(Collection entries)
— BEGIN —

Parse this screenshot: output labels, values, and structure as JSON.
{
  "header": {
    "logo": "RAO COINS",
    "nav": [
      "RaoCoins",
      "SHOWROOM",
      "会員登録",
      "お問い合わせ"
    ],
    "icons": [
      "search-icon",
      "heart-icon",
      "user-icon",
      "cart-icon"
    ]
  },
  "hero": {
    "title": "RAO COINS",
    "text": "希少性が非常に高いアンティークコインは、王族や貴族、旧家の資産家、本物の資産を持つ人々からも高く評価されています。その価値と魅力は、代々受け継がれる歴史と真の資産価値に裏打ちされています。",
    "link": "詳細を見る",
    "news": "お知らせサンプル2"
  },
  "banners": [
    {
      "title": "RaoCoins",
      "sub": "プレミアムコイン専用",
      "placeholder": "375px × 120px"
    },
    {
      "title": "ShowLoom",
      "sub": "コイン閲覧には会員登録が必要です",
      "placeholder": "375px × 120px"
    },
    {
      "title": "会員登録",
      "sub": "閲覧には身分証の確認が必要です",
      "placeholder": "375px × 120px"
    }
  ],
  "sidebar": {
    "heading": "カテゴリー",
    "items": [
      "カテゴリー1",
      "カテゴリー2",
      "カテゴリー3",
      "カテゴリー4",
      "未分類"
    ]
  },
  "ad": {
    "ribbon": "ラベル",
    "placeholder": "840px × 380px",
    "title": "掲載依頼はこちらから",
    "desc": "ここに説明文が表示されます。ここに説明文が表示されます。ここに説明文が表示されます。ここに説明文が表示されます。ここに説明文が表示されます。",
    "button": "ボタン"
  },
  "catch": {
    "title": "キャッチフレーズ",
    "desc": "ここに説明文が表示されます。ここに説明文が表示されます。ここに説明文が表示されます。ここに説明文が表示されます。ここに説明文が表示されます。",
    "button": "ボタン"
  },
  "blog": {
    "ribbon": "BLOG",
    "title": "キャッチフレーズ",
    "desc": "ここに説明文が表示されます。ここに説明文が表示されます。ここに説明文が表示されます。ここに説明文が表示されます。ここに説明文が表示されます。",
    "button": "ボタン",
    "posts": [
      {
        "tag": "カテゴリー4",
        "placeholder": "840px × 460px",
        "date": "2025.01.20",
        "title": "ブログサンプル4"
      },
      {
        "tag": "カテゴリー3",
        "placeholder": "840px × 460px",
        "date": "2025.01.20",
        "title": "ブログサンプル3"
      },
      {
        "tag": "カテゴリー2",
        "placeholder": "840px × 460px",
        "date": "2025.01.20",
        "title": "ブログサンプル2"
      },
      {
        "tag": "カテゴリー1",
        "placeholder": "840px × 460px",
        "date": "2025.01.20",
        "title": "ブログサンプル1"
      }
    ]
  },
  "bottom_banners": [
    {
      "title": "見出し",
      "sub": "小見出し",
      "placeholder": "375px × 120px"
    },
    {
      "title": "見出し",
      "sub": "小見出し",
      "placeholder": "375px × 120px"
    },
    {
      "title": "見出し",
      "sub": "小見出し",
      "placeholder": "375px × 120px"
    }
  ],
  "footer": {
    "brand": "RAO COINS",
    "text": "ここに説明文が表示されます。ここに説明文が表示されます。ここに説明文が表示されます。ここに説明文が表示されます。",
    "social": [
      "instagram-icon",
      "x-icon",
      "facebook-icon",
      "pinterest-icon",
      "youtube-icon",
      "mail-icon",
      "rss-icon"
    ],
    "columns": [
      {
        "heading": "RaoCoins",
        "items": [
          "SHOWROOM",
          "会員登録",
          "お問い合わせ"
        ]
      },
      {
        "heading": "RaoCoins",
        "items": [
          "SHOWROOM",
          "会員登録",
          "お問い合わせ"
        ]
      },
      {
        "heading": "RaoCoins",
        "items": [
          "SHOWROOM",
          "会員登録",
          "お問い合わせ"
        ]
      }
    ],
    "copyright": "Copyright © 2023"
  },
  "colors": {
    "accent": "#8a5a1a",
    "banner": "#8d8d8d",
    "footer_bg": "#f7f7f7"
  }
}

— END —

- EXERCISE DIRECTIONS
Make an exact copy of every entry.

- REPLY
Parse this screenshot: output labels, values, and structure as JSON.
{
  "header": {
    "logo": "RAO COINS",
    "nav": [
      "RaoCoins",
      "SHOWROOM",
      "会員登録",
      "お問い合わせ"
    ],
    "icons": [
      "search-icon",
      "heart-icon",
      "user-icon",
      "cart-icon"
    ]
  },
  "hero": {
    "title": "RAO COINS",
    "text": "希少性が非常に高いアンティークコインは、王族や貴族、旧家の資産家、本物の資産を持つ人々からも高く評価されています。その価値と魅力は、代々受け継がれる歴史と真の資産価値に裏打ちされています。",
    "link": "詳細を見る",
    "news": "お知らせサンプル2"
  },
  "banners": [
    {
      "title": "RaoCoins",
      "sub": "プレミアムコイン専用",
      "placeholder": "375px × 120px"
    },
    {
      "title": "ShowLoom",
      "sub": "コイン閲覧には会員登録が必要です",
      "placeholder": "375px × 120px"
    },
    {
      "title": "会員登録",
      "sub": "閲覧には身分証の確認が必要です",
      "placeholder": "375px × 120px"
    }
  ],
  "sidebar": {
    "heading": "カテゴリー",
    "items": [
      "カテゴリー1",
      "カテゴリー2",
      "カテゴリー3",
      "カテゴリー4",
      "未分類"
    ]
  },
  "ad": {
    "ribbon": "ラベル",
    "placeholder": "840px × 380px",
    "title": "掲載依頼はこちらから",
    "desc": "ここに説明文が表示されます。ここに説明文が表示されます。ここに説明文が表示されます。ここに説明文が表示されます。ここに説明文が表示されます。",
    "button": "ボタン"
  },
  "catch": {
    "title": "キャッチフレーズ",
    "desc": "ここに説明文が表示されます。ここに説明文が表示されます。ここに説明文が表示されます。ここに説明文が表示されます。ここに説明文が表示されます。",
    "button": "ボタン"
  },
  "blog": {
    "ribbon": "BLOG",
    "title": "キャッチフレーズ",
    "desc": "ここに説明文が表示されます。ここに説明文が表示されます。ここに説明文が表示されます。ここに説明文が表示されます。ここに説明文が表示されます。",
    "button": "ボタン",
    "posts": [
      {
        "tag": "カテゴリー4",
        "placeholder": "840px × 460px",
        "date": "2025.01.20",
        "title": "ブログサンプル4"
      },
      {
        "tag": "カテゴリー3",
        "placeholder": "840px × 460px",
        "date": "2025.01.20",
        "title": "ブログサンプル3"
      },
      {
        "tag": "カテゴリー2",
        "placeholder": "840px × 460px",
        "date": "2025.01.20",
        "title": "ブログサンプル2"
      },
      {
        "tag": "カテゴリー1",
        "placeholder": "840px × 460px",
        "date": "2025.01.20",
        "title": "ブログサンプル1"
      }
    ]
  },
  "bottom_banners": [
    {
      "title": "見出し",
      "sub": "小見出し",
      "placeholder": "375px × 120px"
    },
    {
      "title": "見出し",
      "sub": "小見出し",
      "placeholder": "375px × 120px"
    },
    {
      "title": "見出し",
      "sub": "小見出し",
      "placeholder": "375px × 120px"
    }
  ],
  "footer": {
    "brand": "RAO COINS",
    "text": "ここに説明文が表示されます。ここに説明文が表示されます。ここに説明文が表示されます。ここに説明文が表示されます。",
    "social": [
      "instagram-icon",
      "x-icon",
      "facebook-icon",
      "pinterest-icon",
      "youtube-icon",
      "mail-icon",
      "rss-icon"
    ],
    "columns": [
      {
        "heading": "RaoCoins",
        "items": [
          "SHOWROOM",
          "会員登録",
          "お問い合わせ"
        ]
      },
      {
        "heading": "RaoCoins",
        "items": [
          "SHOWROOM",
          "会員登録",
          "お問い合わせ"
        ]
      },
      {
        "heading": "RaoCoins",
        "items": [
          "SHOWROOM",
          "会員登録",
          "お問い合わせ"
        ]
      }
    ],
    "copyright": "Copyright © 2023"
  },
  "colors": {
    "accent": "#8a5a1a",
    "banner": "#8d8d8d",
    "footer_bg": "#f7f7f7"
  }
}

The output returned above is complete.